→ What needs to be done
Restate the entries word for word, omitting nothing.

→ Material provided
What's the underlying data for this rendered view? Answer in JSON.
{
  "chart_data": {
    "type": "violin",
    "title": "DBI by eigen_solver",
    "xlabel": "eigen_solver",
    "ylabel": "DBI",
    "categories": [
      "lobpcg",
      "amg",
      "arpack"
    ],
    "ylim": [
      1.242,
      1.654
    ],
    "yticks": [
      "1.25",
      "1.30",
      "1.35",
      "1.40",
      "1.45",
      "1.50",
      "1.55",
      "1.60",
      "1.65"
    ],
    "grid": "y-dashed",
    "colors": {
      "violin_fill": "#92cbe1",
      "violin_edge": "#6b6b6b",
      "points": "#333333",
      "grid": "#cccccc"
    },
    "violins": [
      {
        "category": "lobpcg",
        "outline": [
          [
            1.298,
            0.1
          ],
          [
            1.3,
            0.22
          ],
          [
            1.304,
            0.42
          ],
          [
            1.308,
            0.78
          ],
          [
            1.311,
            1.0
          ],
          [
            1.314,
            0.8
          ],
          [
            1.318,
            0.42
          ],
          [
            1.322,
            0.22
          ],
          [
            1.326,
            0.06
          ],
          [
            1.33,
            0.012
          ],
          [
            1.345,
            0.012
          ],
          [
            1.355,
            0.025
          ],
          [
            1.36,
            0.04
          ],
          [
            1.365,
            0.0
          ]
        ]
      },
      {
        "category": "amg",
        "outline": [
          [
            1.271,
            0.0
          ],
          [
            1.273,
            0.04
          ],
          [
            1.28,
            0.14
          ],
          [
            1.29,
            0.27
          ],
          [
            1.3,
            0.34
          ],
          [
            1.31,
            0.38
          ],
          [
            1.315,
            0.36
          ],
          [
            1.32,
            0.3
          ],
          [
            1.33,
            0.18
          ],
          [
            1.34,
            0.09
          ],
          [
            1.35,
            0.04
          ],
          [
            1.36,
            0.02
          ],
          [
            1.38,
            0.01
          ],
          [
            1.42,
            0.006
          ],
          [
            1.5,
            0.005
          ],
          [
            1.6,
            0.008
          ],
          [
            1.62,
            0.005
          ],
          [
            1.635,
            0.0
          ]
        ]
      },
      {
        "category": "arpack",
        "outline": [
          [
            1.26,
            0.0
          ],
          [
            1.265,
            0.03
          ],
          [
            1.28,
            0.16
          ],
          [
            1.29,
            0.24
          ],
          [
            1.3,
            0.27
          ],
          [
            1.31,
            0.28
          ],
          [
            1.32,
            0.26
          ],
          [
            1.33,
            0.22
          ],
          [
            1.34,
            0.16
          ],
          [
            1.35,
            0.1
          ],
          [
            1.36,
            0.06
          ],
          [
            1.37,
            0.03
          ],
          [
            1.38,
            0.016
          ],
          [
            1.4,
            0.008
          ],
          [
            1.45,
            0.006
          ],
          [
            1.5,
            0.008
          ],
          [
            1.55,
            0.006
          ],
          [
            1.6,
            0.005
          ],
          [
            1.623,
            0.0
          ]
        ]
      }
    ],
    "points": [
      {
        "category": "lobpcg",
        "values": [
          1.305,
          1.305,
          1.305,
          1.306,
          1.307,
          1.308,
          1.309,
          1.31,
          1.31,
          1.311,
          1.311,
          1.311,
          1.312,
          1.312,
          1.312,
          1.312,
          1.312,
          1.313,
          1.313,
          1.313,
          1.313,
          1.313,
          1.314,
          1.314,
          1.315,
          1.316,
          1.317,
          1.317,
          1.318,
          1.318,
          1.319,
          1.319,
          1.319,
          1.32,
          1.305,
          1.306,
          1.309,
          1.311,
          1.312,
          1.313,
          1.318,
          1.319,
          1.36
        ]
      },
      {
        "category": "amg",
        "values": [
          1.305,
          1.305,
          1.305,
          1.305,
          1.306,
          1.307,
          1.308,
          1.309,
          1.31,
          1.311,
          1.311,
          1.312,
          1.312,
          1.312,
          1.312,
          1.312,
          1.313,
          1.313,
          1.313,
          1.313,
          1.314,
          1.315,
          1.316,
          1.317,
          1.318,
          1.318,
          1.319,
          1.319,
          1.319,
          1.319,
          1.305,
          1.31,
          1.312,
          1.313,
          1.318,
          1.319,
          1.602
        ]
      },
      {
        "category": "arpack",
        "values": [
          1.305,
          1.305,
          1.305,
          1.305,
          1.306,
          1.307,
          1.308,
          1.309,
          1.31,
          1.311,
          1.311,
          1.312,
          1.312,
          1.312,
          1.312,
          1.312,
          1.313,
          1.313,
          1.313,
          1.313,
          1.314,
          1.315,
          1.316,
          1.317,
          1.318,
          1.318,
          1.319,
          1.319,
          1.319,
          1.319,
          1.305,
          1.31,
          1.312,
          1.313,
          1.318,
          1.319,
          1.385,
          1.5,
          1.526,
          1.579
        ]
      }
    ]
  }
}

→ Answer to this task
What's the underlying data for this rendered view? Answer in JSON.
{
  "chart_data": {
    "type": "violin",
    "title": "DBI by eigen_solver",
    "xlabel": "eigen_solver",
    "ylabel": "DBI",
    "categories": [
      "lobpcg",
      "amg",
      "arpack"
    ],
    "ylim": [
      1.242,
      1.654
    ],
    "yticks": [
      "1.25",
      "1.30",
      "1.35",
      "1.40",
      "1.45",
      "1.50",
      "1.55",
      "1.60",
      "1.65"
    ],
    "grid": "y-dashed",
    "colors": {
      "violin_fill": "#92cbe1",
      "violin_edge": "#6b6b6b",
      "points": "#333333",
      "grid": "#cccccc"
    },
    "violins": [
      {
        "category": "lobpcg",
        "outline": [
          [
            1.298,
            0.1
          ],
          [
            1.3,
            0.22
          ],
          [
            1.304,
            0.42
          ],
          [
            1.308,
            0.78
          ],
          [
            1.311,
            1.0
          ],
          [
            1.314,
            0.8
          ],
          [
            1.318,
            0.42
          ],
          [
            1.322,
            0.22
          ],
          [
            1.326,
            0.06
          ],
          [
            1.33,
            0.012
          ],
          [
            1.345,
            0.012
          ],
          [
            1.355,
            0.025
          ],
          [
            1.36,
            0.04
          ],
          [
            1.365,
            0.0
          ]
        ]
      },
      {
        "category": "amg",
        "outline": [
          [
            1.271,
            0.0
          ],
          [
            1.273,
            0.04
          ],
          [
            1.28,
            0.14
          ],
          [
            1.29,
            0.27
          ],
          [
            1.3,
            0.34
          ],
          [
            1.31,
            0.38
          ],
          [
            1.315,
            0.36
          ],
          [
            1.32,
            0.3
          ],
          [
            1.33,
            0.18
          ],
          [
            1.34,
            0.09
          ],
          [
            1.35,
            0.04
          ],
          [
            1.36,
            0.02
          ],
          [
            1.38,
            0.01
          ],
          [
            1.42,
            0.006
          ],
          [
            1.5,
            0.005
          ],
          [
            1.6,
            0.008
          ],
          [
            1.62,
            0.005
          ],
          [
            1.635,
            0.0
          ]
        ]
      },
      {
        "category": "arpack",
        "outline": [
          [
            1.26,
            0.0
          ],
          [
            1.265,
            0.03
          ],
          [
            1.28,
            0.16
          ],
          [
            1.29,
            0.24
          ],
          [
            1.3,
            0.27
          ],
          [
            1.31,
            0.28
          ],
          [
            1.32,
            0.26
          ],
          [
            1.33,
            0.22
          ],
          [
            1.34,
            0.16
          ],
          [
            1.35,
            0.1
          ],
          [
            1.36,
            0.06
          ],
          [
            1.37,
            0.03
          ],
          [
            1.38,
            0.016
          ],
          [
            1.4,
            0.008
          ],
          [
            1.45,
            0.006
          ],
          [
            1.5,
            0.008
          ],
          [
            1.55,
            0.006
          ],
          [
            1.6,
            0.005
          ],
          [
            1.623,
            0.0
          ]
        ]
      }
    ],
    "points": [
      {
        "category": "lobpcg",
        "values": [
          1.305,
          1.305,
          1.305,
          1.306,
          1.307,
          1.308,
          1.309,
          1.31,
          1.31,
          1.311,
          1.311,
          1.311,
          1.312,
          1.312,
          1.312,
          1.312,
          1.312,
          1.313,
          1.313,
          1.313,
          1.313,
          1.313,
          1.314,
          1.314,
          1.315,
          1.316,
          1.317,
          1.317,
          1.318,
          1.318,
          1.319,
          1.319,
          1.319,
          1.32,
          1.305,
          1.306,
          1.309,
          1.311,
          1.312,
          1.313,
          1.318,
          1.319,
          1.36
        ]
      },
      {
        "category": "amg",
        "values": [
          1.305,
          1.305,
          1.305,
          1.305,
          1.306,
          1.307,
          1.308,
          1.309,
          1.31,
          1.311,
          1.311,
          1.312,
          1.312,
          1.312,
          1.312,
          1.312,
          1.313,
          1.313,
          1.313,
          1.313,
          1.314,
          1.315,
          1.316,
          1.317,
          1.318,
          1.318,
          1.319,
          1.319,
          1.319,
          1.319,
          1.305,
          1.31,
          1.312,
          1.313,
          1.318,
          1.319,
          1.602
        ]
      },
      {
        "category": "arpack",
        "values": [
          1.305,
          1.305,
          1.305,
          1.305,
          1.306,
          1.307,
          1.308,
          1.309,
          1.31,
          1.311,
          1.311,
          1.312,
          1.312,
          1.312,
          1.312,
          1.312,
          1.313,
          1.313,
          1.313,
          1.313,
          1.314,
          1.315,
          1.316,
          1.317,
          1.318,
          1.318,
          1.319,
          1.319,
          1.319,
          1.319,
          1.305,
          1.31,
          1.312,
          1.313,
          1.318,
          1.319,
          1.385,
          1.5,
          1.526,
          1.579
        ]
      }
    ]
  }
}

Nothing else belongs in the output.